What to work on :: From the listing below, extract every line containing "Output".

(Collected data entries)
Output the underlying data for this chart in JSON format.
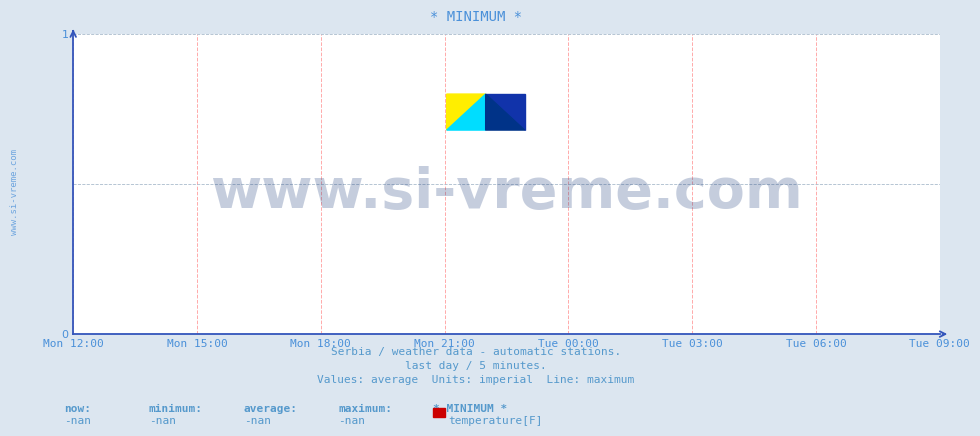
{
  "title": "* MINIMUM *",
  "title_color": "#4a90d9",
  "background_color": "#dce6f0",
  "plot_background_color": "#ffffff",
  "grid_color_v": "#ffaaaa",
  "grid_color_h": "#aabbcc",
  "axis_color": "#3355bb",
  "ylabel_left": "www.si-vreme.com",
  "x_tick_labels": [
    "Mon 12:00",
    "Mon 15:00",
    "Mon 18:00",
    "Mon 21:00",
    "Tue 00:00",
    "Tue 03:00",
    "Tue 06:00",
    "Tue 09:00"
  ],
  "x_tick_positions": [
    0.0,
    0.142857,
    0.285714,
    0.428571,
    0.571429,
    0.714286,
    0.857143,
    1.0
  ],
  "ylim": [
    0,
    1
  ],
  "yticks": [
    0,
    1
  ],
  "subtitle_lines": [
    "Serbia / weather data - automatic stations.",
    "last day / 5 minutes.",
    "Values: average  Units: imperial  Line: maximum"
  ],
  "subtitle_color": "#5599cc",
  "legend_labels": [
    "now:",
    "minimum:",
    "average:",
    "maximum:",
    "* MINIMUM *"
  ],
  "legend_values": [
    "-nan",
    "-nan",
    "-nan",
    "-nan"
  ],
  "legend_series_label": "temperature[F]",
  "legend_series_color": "#cc0000",
  "watermark_text": "www.si-vreme.com",
  "watermark_color": "#1a3a7a",
  "watermark_alpha": 0.25,
  "tick_label_color": "#4a90d9",
  "tick_label_fontsize": 8,
  "subtitle_fontsize": 8,
  "legend_fontsize": 8,
  "title_fontsize": 10,
  "logo_yellow": "#ffee00",
  "logo_cyan": "#00ddff",
  "logo_darkblue": "#1133aa",
  "logo_blue": "#003388"
}
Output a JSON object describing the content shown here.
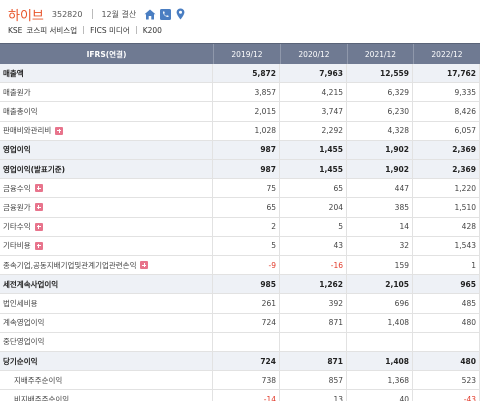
{
  "header": {
    "company": "하이브",
    "code": "352820",
    "fiscal": "12월 결산",
    "market": "KSE",
    "sector": "코스피 서비스업",
    "fics": "FICS 미디어",
    "index": "K200",
    "icons": [
      "home-icon",
      "phone-icon",
      "map-pin-icon"
    ]
  },
  "table": {
    "header_label": "IFRS(연결)",
    "columns": [
      "2019/12",
      "2020/12",
      "2021/12",
      "2022/12"
    ],
    "rows": [
      {
        "label": "매출액",
        "bold": true,
        "indent": 0,
        "expand": false,
        "values": [
          "5,872",
          "7,963",
          "12,559",
          "17,762"
        ]
      },
      {
        "label": "매출원가",
        "bold": false,
        "indent": 1,
        "expand": false,
        "values": [
          "3,857",
          "4,215",
          "6,329",
          "9,335"
        ]
      },
      {
        "label": "매출총이익",
        "bold": false,
        "indent": 1,
        "expand": false,
        "values": [
          "2,015",
          "3,747",
          "6,230",
          "8,426"
        ]
      },
      {
        "label": "판매비와관리비",
        "bold": false,
        "indent": 1,
        "expand": true,
        "values": [
          "1,028",
          "2,292",
          "4,328",
          "6,057"
        ]
      },
      {
        "label": "영업이익",
        "bold": true,
        "indent": 0,
        "expand": false,
        "values": [
          "987",
          "1,455",
          "1,902",
          "2,369"
        ]
      },
      {
        "label": "영업이익(발표기준)",
        "bold": true,
        "indent": 0,
        "expand": false,
        "values": [
          "987",
          "1,455",
          "1,902",
          "2,369"
        ]
      },
      {
        "label": "금융수익",
        "bold": false,
        "indent": 1,
        "expand": true,
        "values": [
          "75",
          "65",
          "447",
          "1,220"
        ]
      },
      {
        "label": "금융원가",
        "bold": false,
        "indent": 1,
        "expand": true,
        "values": [
          "65",
          "204",
          "385",
          "1,510"
        ]
      },
      {
        "label": "기타수익",
        "bold": false,
        "indent": 1,
        "expand": true,
        "values": [
          "2",
          "5",
          "14",
          "428"
        ]
      },
      {
        "label": "기타비용",
        "bold": false,
        "indent": 1,
        "expand": true,
        "values": [
          "5",
          "43",
          "32",
          "1,543"
        ]
      },
      {
        "label": "종속기업,공동지배기업및관계기업관련손익",
        "bold": false,
        "indent": 1,
        "expand": true,
        "values": [
          "-9",
          "-16",
          "159",
          "1"
        ]
      },
      {
        "label": "세전계속사업이익",
        "bold": true,
        "indent": 0,
        "expand": false,
        "values": [
          "985",
          "1,262",
          "2,105",
          "965"
        ]
      },
      {
        "label": "법인세비용",
        "bold": false,
        "indent": 1,
        "expand": false,
        "values": [
          "261",
          "392",
          "696",
          "485"
        ]
      },
      {
        "label": "계속영업이익",
        "bold": false,
        "indent": 1,
        "expand": false,
        "values": [
          "724",
          "871",
          "1,408",
          "480"
        ]
      },
      {
        "label": "중단영업이익",
        "bold": false,
        "indent": 1,
        "expand": false,
        "values": [
          "",
          "",
          "",
          ""
        ]
      },
      {
        "label": "당기순이익",
        "bold": true,
        "indent": 0,
        "expand": false,
        "values": [
          "724",
          "871",
          "1,408",
          "480"
        ]
      },
      {
        "label": "지배주주순이익",
        "bold": false,
        "indent": 2,
        "expand": false,
        "values": [
          "738",
          "857",
          "1,368",
          "523"
        ]
      },
      {
        "label": "비지배주주순이익",
        "bold": false,
        "indent": 2,
        "expand": false,
        "values": [
          "-14",
          "13",
          "40",
          "-43"
        ]
      }
    ]
  },
  "colors": {
    "accent": "#e8542a",
    "header_bg": "#6f7a92",
    "negative": "#e23a2a",
    "icon_blue": "#4a7ec2"
  }
}
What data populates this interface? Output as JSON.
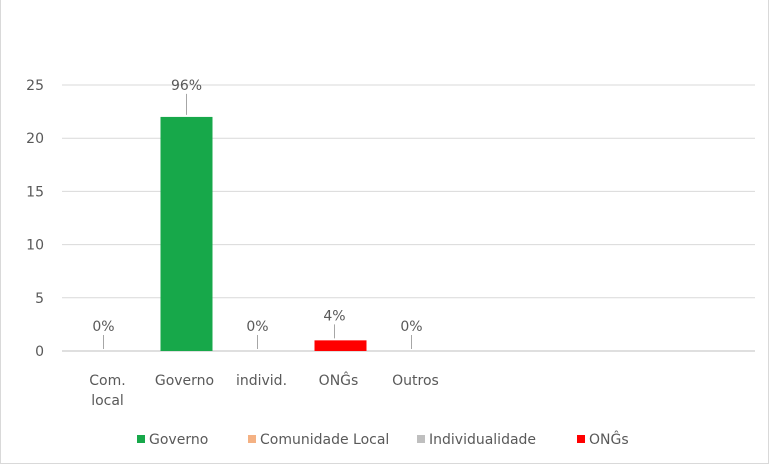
{
  "chart_data": {
    "type": "bar",
    "title": "",
    "xlabel": "",
    "ylabel": "",
    "categories": [
      [
        "Com.",
        "local"
      ],
      [
        "Governo"
      ],
      [
        "individ."
      ],
      [
        "ONĜs"
      ],
      [
        "Outros"
      ]
    ],
    "values": [
      0,
      22,
      0,
      1,
      0
    ],
    "data_labels": [
      "0%",
      "96%",
      "0%",
      "4%",
      "0%"
    ],
    "bar_colors": [
      "#ed9b57",
      "#17a84a",
      "#a6a6a6",
      "#ff0000",
      "#4472c4"
    ],
    "ylim": [
      0,
      25
    ],
    "yticks": [
      0,
      5,
      10,
      15,
      20,
      25
    ],
    "grid": true,
    "legend_position": "bottom",
    "legend": [
      {
        "name": "Governo",
        "color": "#17a84a"
      },
      {
        "name": "Comunidade Local",
        "color": "#f4b183"
      },
      {
        "name": "Individualidade",
        "color": "#bfbfbf"
      },
      {
        "name": "ONĜs",
        "color": "#ff0000"
      }
    ]
  }
}
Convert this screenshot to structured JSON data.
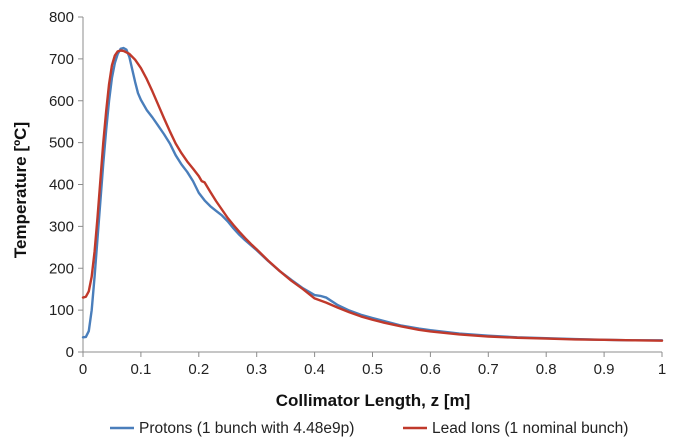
{
  "chart_data": {
    "type": "line",
    "xlabel": "Collimator Length, z [m]",
    "ylabel": "Temperature [ºC]",
    "xlim": [
      0,
      1
    ],
    "ylim": [
      0,
      800
    ],
    "x_ticks": [
      "0",
      "0.1",
      "0.2",
      "0.3",
      "0.4",
      "0.5",
      "0.6",
      "0.7",
      "0.8",
      "0.9",
      "1"
    ],
    "y_ticks": [
      "0",
      "100",
      "200",
      "300",
      "400",
      "500",
      "600",
      "700",
      "800"
    ],
    "grid": false,
    "legend_position": "bottom",
    "series": [
      {
        "name": "Protons (1 bunch with 4.48e9p)",
        "color": "#4a7ebb",
        "points": [
          [
            0.0,
            35
          ],
          [
            0.005,
            36
          ],
          [
            0.01,
            50
          ],
          [
            0.015,
            100
          ],
          [
            0.02,
            180
          ],
          [
            0.025,
            270
          ],
          [
            0.03,
            360
          ],
          [
            0.035,
            450
          ],
          [
            0.04,
            530
          ],
          [
            0.045,
            600
          ],
          [
            0.05,
            655
          ],
          [
            0.055,
            690
          ],
          [
            0.06,
            712
          ],
          [
            0.065,
            724
          ],
          [
            0.07,
            726
          ],
          [
            0.075,
            722
          ],
          [
            0.08,
            705
          ],
          [
            0.085,
            675
          ],
          [
            0.09,
            645
          ],
          [
            0.095,
            618
          ],
          [
            0.1,
            602
          ],
          [
            0.11,
            578
          ],
          [
            0.12,
            560
          ],
          [
            0.13,
            540
          ],
          [
            0.14,
            520
          ],
          [
            0.15,
            498
          ],
          [
            0.16,
            470
          ],
          [
            0.17,
            448
          ],
          [
            0.18,
            430
          ],
          [
            0.19,
            408
          ],
          [
            0.2,
            380
          ],
          [
            0.21,
            362
          ],
          [
            0.22,
            348
          ],
          [
            0.23,
            337
          ],
          [
            0.24,
            326
          ],
          [
            0.25,
            312
          ],
          [
            0.26,
            295
          ],
          [
            0.27,
            280
          ],
          [
            0.28,
            267
          ],
          [
            0.29,
            255
          ],
          [
            0.3,
            243
          ],
          [
            0.32,
            217
          ],
          [
            0.34,
            193
          ],
          [
            0.36,
            172
          ],
          [
            0.38,
            152
          ],
          [
            0.4,
            136
          ],
          [
            0.41,
            134
          ],
          [
            0.42,
            130
          ],
          [
            0.44,
            112
          ],
          [
            0.46,
            99
          ],
          [
            0.48,
            89
          ],
          [
            0.5,
            81
          ],
          [
            0.52,
            74
          ],
          [
            0.55,
            63
          ],
          [
            0.58,
            56
          ],
          [
            0.6,
            52
          ],
          [
            0.65,
            44
          ],
          [
            0.7,
            39
          ],
          [
            0.75,
            35
          ],
          [
            0.8,
            33
          ],
          [
            0.85,
            31
          ],
          [
            0.9,
            29
          ],
          [
            0.95,
            28
          ],
          [
            1.0,
            28
          ]
        ]
      },
      {
        "name": "Lead Ions (1 nominal bunch)",
        "color": "#c0392b",
        "points": [
          [
            0.0,
            130
          ],
          [
            0.005,
            132
          ],
          [
            0.01,
            145
          ],
          [
            0.015,
            180
          ],
          [
            0.02,
            240
          ],
          [
            0.025,
            320
          ],
          [
            0.03,
            410
          ],
          [
            0.035,
            500
          ],
          [
            0.04,
            575
          ],
          [
            0.045,
            640
          ],
          [
            0.05,
            685
          ],
          [
            0.055,
            708
          ],
          [
            0.06,
            718
          ],
          [
            0.065,
            720
          ],
          [
            0.07,
            719
          ],
          [
            0.08,
            712
          ],
          [
            0.09,
            698
          ],
          [
            0.1,
            678
          ],
          [
            0.11,
            652
          ],
          [
            0.12,
            622
          ],
          [
            0.13,
            590
          ],
          [
            0.14,
            558
          ],
          [
            0.15,
            527
          ],
          [
            0.16,
            498
          ],
          [
            0.17,
            475
          ],
          [
            0.18,
            455
          ],
          [
            0.19,
            438
          ],
          [
            0.2,
            420
          ],
          [
            0.205,
            408
          ],
          [
            0.21,
            405
          ],
          [
            0.22,
            382
          ],
          [
            0.23,
            360
          ],
          [
            0.24,
            340
          ],
          [
            0.25,
            320
          ],
          [
            0.26,
            303
          ],
          [
            0.27,
            287
          ],
          [
            0.28,
            272
          ],
          [
            0.29,
            258
          ],
          [
            0.3,
            245
          ],
          [
            0.32,
            218
          ],
          [
            0.34,
            193
          ],
          [
            0.36,
            170
          ],
          [
            0.38,
            150
          ],
          [
            0.4,
            128
          ],
          [
            0.42,
            118
          ],
          [
            0.44,
            106
          ],
          [
            0.46,
            95
          ],
          [
            0.48,
            85
          ],
          [
            0.5,
            77
          ],
          [
            0.52,
            70
          ],
          [
            0.55,
            61
          ],
          [
            0.58,
            53
          ],
          [
            0.6,
            49
          ],
          [
            0.65,
            42
          ],
          [
            0.7,
            37
          ],
          [
            0.75,
            34
          ],
          [
            0.8,
            32
          ],
          [
            0.85,
            30
          ],
          [
            0.9,
            29
          ],
          [
            0.95,
            28
          ],
          [
            1.0,
            27
          ]
        ]
      }
    ]
  }
}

Task response ::
Output the underlying data for this chart in JSON format.
Output a JSON object describing the content shown here.
What data populates this interface? Output as JSON.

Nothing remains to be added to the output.